_EXERCISE BRIEF_: Give the data a second time, exactly and in full.

_Stored entries_:
● ● ● ● ● ● ●
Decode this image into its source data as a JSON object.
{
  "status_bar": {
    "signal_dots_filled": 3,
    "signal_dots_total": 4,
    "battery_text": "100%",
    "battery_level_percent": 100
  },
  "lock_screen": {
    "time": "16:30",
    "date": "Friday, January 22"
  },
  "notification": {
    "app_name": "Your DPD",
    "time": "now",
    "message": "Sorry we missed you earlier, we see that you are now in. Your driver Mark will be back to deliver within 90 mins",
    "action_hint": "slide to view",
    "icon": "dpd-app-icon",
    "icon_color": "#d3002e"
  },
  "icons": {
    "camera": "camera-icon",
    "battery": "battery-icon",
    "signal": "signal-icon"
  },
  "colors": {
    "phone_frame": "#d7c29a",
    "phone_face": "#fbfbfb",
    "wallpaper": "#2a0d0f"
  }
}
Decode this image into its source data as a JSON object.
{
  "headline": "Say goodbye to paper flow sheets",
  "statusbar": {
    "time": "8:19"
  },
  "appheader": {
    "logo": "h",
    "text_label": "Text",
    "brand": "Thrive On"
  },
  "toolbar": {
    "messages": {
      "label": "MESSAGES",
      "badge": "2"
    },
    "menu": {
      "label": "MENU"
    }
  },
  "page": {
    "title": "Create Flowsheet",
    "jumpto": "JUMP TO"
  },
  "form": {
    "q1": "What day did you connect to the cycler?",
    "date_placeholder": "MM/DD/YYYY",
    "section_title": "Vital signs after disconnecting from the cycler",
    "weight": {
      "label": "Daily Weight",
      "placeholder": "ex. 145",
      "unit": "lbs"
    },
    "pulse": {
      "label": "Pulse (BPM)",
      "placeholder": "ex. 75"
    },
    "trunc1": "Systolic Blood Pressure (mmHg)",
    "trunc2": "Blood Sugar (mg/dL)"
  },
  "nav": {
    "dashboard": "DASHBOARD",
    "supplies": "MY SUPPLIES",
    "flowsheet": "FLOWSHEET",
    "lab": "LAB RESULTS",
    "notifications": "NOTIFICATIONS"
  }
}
● ● ● ● ● ● ●
_TASK OUTPUT_:
Decode this image into its source data as a JSON object.
{
  "status_bar": {
    "signal_dots_filled": 3,
    "signal_dots_total": 4,
    "battery_text": "100%",
    "battery_level_percent": 100
  },
  "lock_screen": {
    "time": "16:30",
    "date": "Friday, January 22"
  },
  "notification": {
    "app_name": "Your DPD",
    "time": "now",
    "message": "Sorry we missed you earlier, we see that you are now in. Your driver Mark will be back to deliver within 90 mins",
    "action_hint": "slide to view",
    "icon": "dpd-app-icon",
    "icon_color": "#d3002e"
  },
  "icons": {
    "camera": "camera-icon",
    "battery": "battery-icon",
    "signal": "signal-icon"
  },
  "colors": {
    "phone_frame": "#d7c29a",
    "phone_face": "#fbfbfb",
    "wallpaper": "#2a0d0f"
  }
}
Decode this image into its source data as a JSON object.
{
  "headline": "Say goodbye to paper flow sheets",
  "statusbar": {
    "time": "8:19"
  },
  "appheader": {
    "logo": "h",
    "text_label": "Text",
    "brand": "Thrive On"
  },
  "toolbar": {
    "messages": {
      "label": "MESSAGES",
      "badge": "2"
    },
    "menu": {
      "label": "MENU"
    }
  },
  "page": {
    "title": "Create Flowsheet",
    "jumpto": "JUMP TO"
  },
  "form": {
    "q1": "What day did you connect to the cycler?",
    "date_placeholder": "MM/DD/YYYY",
    "section_title": "Vital signs after disconnecting from the cycler",
    "weight": {
      "label": "Daily Weight",
      "placeholder": "ex. 145",
      "unit": "lbs"
    },
    "pulse": {
      "label": "Pulse (BPM)",
      "placeholder": "ex. 75"
    },
    "trunc1": "Systolic Blood Pressure (mmHg)",
    "trunc2": "Blood Sugar (mg/dL)"
  },
  "nav": {
    "dashboard": "DASHBOARD",
    "supplies": "MY SUPPLIES",
    "flowsheet": "FLOWSHEET",
    "lab": "LAB RESULTS",
    "notifications": "NOTIFICATIONS"
  }
}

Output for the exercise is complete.